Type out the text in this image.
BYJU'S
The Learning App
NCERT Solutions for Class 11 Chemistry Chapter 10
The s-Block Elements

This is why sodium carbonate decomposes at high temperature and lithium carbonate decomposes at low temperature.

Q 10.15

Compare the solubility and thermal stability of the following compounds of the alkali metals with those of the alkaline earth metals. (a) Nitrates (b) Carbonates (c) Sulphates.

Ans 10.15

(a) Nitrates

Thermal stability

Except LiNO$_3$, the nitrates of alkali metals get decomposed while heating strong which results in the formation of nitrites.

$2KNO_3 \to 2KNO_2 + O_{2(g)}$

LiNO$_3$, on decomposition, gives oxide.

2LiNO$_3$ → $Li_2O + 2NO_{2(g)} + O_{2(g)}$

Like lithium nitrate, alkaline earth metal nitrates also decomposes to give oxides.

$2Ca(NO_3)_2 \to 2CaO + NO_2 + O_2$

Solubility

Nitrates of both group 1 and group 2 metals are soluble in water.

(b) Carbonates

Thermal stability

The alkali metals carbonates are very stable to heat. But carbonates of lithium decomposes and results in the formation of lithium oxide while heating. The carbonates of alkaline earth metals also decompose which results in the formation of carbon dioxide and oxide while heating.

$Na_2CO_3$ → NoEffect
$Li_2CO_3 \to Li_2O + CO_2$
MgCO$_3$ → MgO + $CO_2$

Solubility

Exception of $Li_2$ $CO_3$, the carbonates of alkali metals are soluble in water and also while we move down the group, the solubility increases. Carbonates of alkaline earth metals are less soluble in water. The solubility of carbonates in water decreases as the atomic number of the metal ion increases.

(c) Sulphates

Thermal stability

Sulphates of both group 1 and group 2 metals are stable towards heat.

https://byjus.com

☆ ☆ ☆

- [Direction]: Produce an exact copy of every entry above.

- [Solution for this exercise]:
Type out the text in this image.
BYJU'S
The Learning App
NCERT Solutions for Class 11 Chemistry Chapter 10
The s-Block Elements

This is why sodium carbonate decomposes at high temperature and lithium carbonate decomposes at low temperature.

Q 10.15

Compare the solubility and thermal stability of the following compounds of the alkali metals with those of the alkaline earth metals. (a) Nitrates (b) Carbonates (c) Sulphates.

Ans 10.15

(a) Nitrates

Thermal stability

Except LiNO$_3$, the nitrates of alkali metals get decomposed while heating strong which results in the formation of nitrites.

$2KNO_3 \to 2KNO_2 + O_{2(g)}$

LiNO$_3$, on decomposition, gives oxide.

2LiNO$_3$ → $Li_2O + 2NO_{2(g)} + O_{2(g)}$

Like lithium nitrate, alkaline earth metal nitrates also decomposes to give oxides.

$2Ca(NO_3)_2 \to 2CaO + NO_2 + O_2$

Solubility

Nitrates of both group 1 and group 2 metals are soluble in water.

(b) Carbonates

Thermal stability

The alkali metals carbonates are very stable to heat. But carbonates of lithium decomposes and results in the formation of lithium oxide while heating. The carbonates of alkaline earth metals also decompose which results in the formation of carbon dioxide and oxide while heating.

$Na_2CO_3$ → NoEffect
$Li_2CO_3 \to Li_2O + CO_2$
MgCO$_3$ → MgO + $CO_2$

Solubility

Exception of $Li_2$ $CO_3$, the carbonates of alkali metals are soluble in water and also while we move down the group, the solubility increases. Carbonates of alkaline earth metals are less soluble in water. The solubility of carbonates in water decreases as the atomic number of the metal ion increases.

(c) Sulphates

Thermal stability

Sulphates of both group 1 and group 2 metals are stable towards heat.

https://byjus.com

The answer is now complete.